§ EXERCISE DATA
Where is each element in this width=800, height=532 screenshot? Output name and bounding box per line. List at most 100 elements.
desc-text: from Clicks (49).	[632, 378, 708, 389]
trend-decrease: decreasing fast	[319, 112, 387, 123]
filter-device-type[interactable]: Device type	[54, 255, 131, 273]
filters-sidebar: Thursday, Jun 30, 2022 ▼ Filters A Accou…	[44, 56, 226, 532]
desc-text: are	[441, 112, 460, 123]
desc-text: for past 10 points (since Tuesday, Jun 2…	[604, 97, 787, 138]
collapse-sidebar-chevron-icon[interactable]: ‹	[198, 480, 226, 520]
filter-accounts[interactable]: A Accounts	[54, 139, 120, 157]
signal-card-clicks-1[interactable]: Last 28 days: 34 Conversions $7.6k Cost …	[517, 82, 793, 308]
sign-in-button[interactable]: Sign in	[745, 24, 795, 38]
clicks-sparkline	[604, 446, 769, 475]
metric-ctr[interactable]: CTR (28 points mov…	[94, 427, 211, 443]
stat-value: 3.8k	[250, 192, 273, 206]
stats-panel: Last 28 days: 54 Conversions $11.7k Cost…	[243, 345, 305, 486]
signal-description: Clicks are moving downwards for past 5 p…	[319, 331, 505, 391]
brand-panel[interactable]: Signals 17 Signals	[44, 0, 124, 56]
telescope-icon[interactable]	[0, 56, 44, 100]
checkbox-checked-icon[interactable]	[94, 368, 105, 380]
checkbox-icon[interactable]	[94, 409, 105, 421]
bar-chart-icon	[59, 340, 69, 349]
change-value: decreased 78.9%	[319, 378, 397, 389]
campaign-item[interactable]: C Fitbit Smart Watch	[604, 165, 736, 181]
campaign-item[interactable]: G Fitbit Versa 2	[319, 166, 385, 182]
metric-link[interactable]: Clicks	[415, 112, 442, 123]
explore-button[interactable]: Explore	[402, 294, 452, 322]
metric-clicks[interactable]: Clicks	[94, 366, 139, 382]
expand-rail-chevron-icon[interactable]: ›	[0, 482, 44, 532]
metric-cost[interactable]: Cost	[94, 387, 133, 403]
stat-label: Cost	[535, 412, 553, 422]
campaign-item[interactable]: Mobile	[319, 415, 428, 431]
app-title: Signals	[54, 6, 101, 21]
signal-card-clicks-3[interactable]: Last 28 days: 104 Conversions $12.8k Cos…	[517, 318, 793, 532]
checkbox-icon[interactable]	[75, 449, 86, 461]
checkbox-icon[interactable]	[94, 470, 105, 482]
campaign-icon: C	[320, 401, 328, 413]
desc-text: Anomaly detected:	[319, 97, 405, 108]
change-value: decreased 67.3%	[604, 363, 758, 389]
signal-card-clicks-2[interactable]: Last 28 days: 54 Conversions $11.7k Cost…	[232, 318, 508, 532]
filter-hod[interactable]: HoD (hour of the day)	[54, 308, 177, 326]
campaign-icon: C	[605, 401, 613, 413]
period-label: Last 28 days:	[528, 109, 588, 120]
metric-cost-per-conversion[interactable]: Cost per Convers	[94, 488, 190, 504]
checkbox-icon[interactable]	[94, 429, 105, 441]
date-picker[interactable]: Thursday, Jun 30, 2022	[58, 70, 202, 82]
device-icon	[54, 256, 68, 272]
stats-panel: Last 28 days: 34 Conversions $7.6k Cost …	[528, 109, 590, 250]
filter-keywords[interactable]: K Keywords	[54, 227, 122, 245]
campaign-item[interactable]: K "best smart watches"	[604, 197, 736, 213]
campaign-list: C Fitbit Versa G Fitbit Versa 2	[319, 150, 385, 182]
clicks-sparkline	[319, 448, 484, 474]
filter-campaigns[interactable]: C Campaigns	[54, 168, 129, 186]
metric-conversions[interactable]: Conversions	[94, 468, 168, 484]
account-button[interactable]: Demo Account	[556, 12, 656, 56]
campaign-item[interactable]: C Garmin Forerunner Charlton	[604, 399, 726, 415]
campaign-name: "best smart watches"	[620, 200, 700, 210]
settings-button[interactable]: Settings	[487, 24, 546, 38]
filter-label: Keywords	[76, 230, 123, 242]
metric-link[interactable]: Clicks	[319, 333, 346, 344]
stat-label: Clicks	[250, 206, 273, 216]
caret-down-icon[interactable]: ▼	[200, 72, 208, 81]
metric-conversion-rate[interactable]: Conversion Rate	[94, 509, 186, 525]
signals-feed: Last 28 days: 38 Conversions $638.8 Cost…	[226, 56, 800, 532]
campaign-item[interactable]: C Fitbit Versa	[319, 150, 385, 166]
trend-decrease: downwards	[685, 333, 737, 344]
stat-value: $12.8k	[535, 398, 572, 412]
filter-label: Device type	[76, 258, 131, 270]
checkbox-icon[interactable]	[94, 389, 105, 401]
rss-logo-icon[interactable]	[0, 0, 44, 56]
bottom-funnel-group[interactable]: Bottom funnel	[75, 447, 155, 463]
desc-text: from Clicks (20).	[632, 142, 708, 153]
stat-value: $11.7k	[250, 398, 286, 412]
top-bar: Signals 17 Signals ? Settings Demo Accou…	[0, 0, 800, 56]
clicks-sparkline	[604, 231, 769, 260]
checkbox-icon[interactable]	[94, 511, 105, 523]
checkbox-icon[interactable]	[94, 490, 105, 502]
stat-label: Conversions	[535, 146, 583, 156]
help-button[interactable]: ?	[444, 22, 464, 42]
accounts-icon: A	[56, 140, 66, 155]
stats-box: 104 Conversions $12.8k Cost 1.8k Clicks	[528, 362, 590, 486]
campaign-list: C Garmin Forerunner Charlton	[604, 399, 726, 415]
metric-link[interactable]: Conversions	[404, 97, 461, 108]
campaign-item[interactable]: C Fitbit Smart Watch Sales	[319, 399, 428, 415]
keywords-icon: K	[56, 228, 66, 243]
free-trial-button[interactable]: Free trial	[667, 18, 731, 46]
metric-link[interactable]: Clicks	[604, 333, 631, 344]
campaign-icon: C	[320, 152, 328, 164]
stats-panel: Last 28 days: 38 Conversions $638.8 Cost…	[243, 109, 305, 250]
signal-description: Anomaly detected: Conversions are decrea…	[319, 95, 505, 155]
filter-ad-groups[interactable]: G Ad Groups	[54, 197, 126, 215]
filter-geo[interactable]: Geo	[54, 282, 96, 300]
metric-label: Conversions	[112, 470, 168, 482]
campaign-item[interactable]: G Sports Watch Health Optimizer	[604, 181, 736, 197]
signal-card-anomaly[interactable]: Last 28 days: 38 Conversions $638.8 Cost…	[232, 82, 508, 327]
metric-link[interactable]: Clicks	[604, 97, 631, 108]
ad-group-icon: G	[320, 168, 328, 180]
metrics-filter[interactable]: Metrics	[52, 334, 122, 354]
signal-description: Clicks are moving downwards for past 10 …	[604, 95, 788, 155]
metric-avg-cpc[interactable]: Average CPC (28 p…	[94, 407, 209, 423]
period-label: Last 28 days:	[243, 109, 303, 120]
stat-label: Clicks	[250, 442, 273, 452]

§ SET PROBLEM
Copy out all the records above, line for line, changing nothing.

§ TASK RESULT
Where is each element in this width=800, height=532 screenshot? Output name and bounding box per line. List at most 100 elements.
desc-text: from Clicks (49).	[632, 378, 708, 389]
trend-decrease: decreasing fast	[319, 112, 387, 123]
filter-device-type[interactable]: Device type	[54, 255, 131, 273]
filters-sidebar: Thursday, Jun 30, 2022 ▼ Filters A Accou…	[44, 56, 226, 532]
desc-text: are	[441, 112, 460, 123]
desc-text: for past 10 points (since Tuesday, Jun 2…	[604, 97, 787, 138]
collapse-sidebar-chevron-icon[interactable]: ‹	[198, 480, 226, 520]
filter-accounts[interactable]: A Accounts	[54, 139, 120, 157]
signal-card-clicks-1[interactable]: Last 28 days: 34 Conversions $7.6k Cost …	[517, 82, 793, 308]
sign-in-button[interactable]: Sign in	[745, 24, 795, 38]
clicks-sparkline	[604, 446, 769, 475]
metric-ctr[interactable]: CTR (28 points mov…	[94, 427, 211, 443]
stat-value: 3.8k	[250, 192, 273, 206]
stats-panel: Last 28 days: 54 Conversions $11.7k Cost…	[243, 345, 305, 486]
signal-description: Clicks are moving downwards for past 5 p…	[319, 331, 505, 391]
brand-panel[interactable]: Signals 17 Signals	[44, 0, 124, 56]
telescope-icon[interactable]	[0, 56, 44, 100]
checkbox-checked-icon[interactable]	[94, 368, 105, 380]
checkbox-icon[interactable]	[94, 409, 105, 421]
bar-chart-icon	[59, 340, 69, 349]
change-value: decreased 78.9%	[319, 378, 397, 389]
campaign-item[interactable]: C Fitbit Smart Watch	[604, 165, 736, 181]
campaign-item[interactable]: G Fitbit Versa 2	[319, 166, 385, 182]
metric-link[interactable]: Clicks	[415, 112, 442, 123]
explore-button[interactable]: Explore	[402, 294, 452, 322]
metric-clicks[interactable]: Clicks	[94, 366, 139, 382]
expand-rail-chevron-icon[interactable]: ›	[0, 482, 44, 532]
metric-cost[interactable]: Cost	[94, 387, 133, 403]
stat-label: Cost	[535, 412, 553, 422]
campaign-item[interactable]: Mobile	[319, 415, 428, 431]
app-title: Signals	[54, 6, 101, 21]
signal-card-clicks-3[interactable]: Last 28 days: 104 Conversions $12.8k Cos…	[517, 318, 793, 532]
checkbox-icon[interactable]	[75, 449, 86, 461]
checkbox-icon[interactable]	[94, 470, 105, 482]
campaign-icon: C	[320, 401, 328, 413]
desc-text: Anomaly detected:	[319, 97, 405, 108]
change-value: decreased 67.3%	[604, 363, 758, 389]
signal-card-clicks-2[interactable]: Last 28 days: 54 Conversions $11.7k Cost…	[232, 318, 508, 532]
filter-hod[interactable]: HoD (hour of the day)	[54, 308, 177, 326]
campaign-icon: C	[605, 401, 613, 413]
period-label: Last 28 days:	[528, 109, 588, 120]
metric-cost-per-conversion[interactable]: Cost per Convers	[94, 488, 190, 504]
checkbox-icon[interactable]	[94, 429, 105, 441]
date-picker[interactable]: Thursday, Jun 30, 2022	[58, 70, 202, 82]
device-icon	[54, 256, 68, 272]
stats-panel: Last 28 days: 34 Conversions $7.6k Cost …	[528, 109, 590, 250]
filter-keywords[interactable]: K Keywords	[54, 227, 122, 245]
campaign-item[interactable]: K "best smart watches"	[604, 197, 736, 213]
campaign-list: C Fitbit Versa G Fitbit Versa 2	[319, 150, 385, 182]
clicks-sparkline	[319, 448, 484, 474]
filter-campaigns[interactable]: C Campaigns	[54, 168, 129, 186]
metric-conversions[interactable]: Conversions	[94, 468, 168, 484]
account-button[interactable]: Demo Account	[556, 12, 656, 56]
campaign-item[interactable]: C Garmin Forerunner Charlton	[604, 399, 726, 415]
campaign-name: "best smart watches"	[620, 200, 700, 210]
settings-button[interactable]: Settings	[487, 24, 546, 38]
filter-label: Keywords	[76, 230, 123, 242]
metric-link[interactable]: Clicks	[319, 333, 346, 344]
stat-label: Clicks	[250, 206, 273, 216]
caret-down-icon[interactable]: ▼	[200, 72, 208, 81]
metric-conversion-rate[interactable]: Conversion Rate	[94, 509, 186, 525]
signals-feed: Last 28 days: 38 Conversions $638.8 Cost…	[226, 56, 800, 532]
campaign-item[interactable]: C Fitbit Versa	[319, 150, 385, 166]
trend-decrease: downwards	[685, 333, 737, 344]
stat-value: $12.8k	[535, 398, 572, 412]
filter-label: Device type	[76, 258, 131, 270]
checkbox-icon[interactable]	[94, 389, 105, 401]
rss-logo-icon[interactable]	[0, 0, 44, 56]
bottom-funnel-group[interactable]: Bottom funnel	[75, 447, 155, 463]
desc-text: from Clicks (20).	[632, 142, 708, 153]
stat-value: $11.7k	[250, 398, 286, 412]
top-bar: Signals 17 Signals ? Settings Demo Accou…	[0, 0, 800, 56]
clicks-sparkline	[604, 231, 769, 260]
checkbox-icon[interactable]	[94, 511, 105, 523]
checkbox-icon[interactable]	[94, 490, 105, 502]
stat-label: Conversions	[535, 146, 583, 156]
help-button[interactable]: ?	[444, 22, 464, 42]
accounts-icon: A	[56, 140, 66, 155]
stats-box: 104 Conversions $12.8k Cost 1.8k Clicks	[528, 362, 590, 486]
campaign-list: C Garmin Forerunner Charlton	[604, 399, 726, 415]
metric-link[interactable]: Conversions	[404, 97, 461, 108]
campaign-item[interactable]: C Fitbit Smart Watch Sales	[319, 399, 428, 415]
keywords-icon: K	[56, 228, 66, 243]
free-trial-button[interactable]: Free trial	[667, 18, 731, 46]
metric-link[interactable]: Clicks	[604, 333, 631, 344]
campaign-icon: C	[320, 152, 328, 164]
stats-panel: Last 28 days: 38 Conversions $638.8 Cost…	[243, 109, 305, 250]
signal-description: Anomaly detected: Conversions are decrea…	[319, 95, 505, 155]
filter-ad-groups[interactable]: G Ad Groups	[54, 197, 126, 215]
filter-geo[interactable]: Geo	[54, 282, 96, 300]
metric-label: Conversions	[112, 470, 168, 482]
campaign-item[interactable]: G Sports Watch Health Optimizer	[604, 181, 736, 197]
signal-card-anomaly[interactable]: Last 28 days: 38 Conversions $638.8 Cost…	[232, 82, 508, 327]
metric-link[interactable]: Clicks	[604, 97, 631, 108]
ad-group-icon: G	[320, 168, 328, 180]
metrics-filter[interactable]: Metrics	[52, 334, 122, 354]
signal-description: Clicks are moving downwards for past 10 …	[604, 95, 788, 155]
metric-avg-cpc[interactable]: Average CPC (28 p…	[94, 407, 209, 423]
period-label: Last 28 days:	[243, 109, 303, 120]
stat-label: Clicks	[250, 442, 273, 452]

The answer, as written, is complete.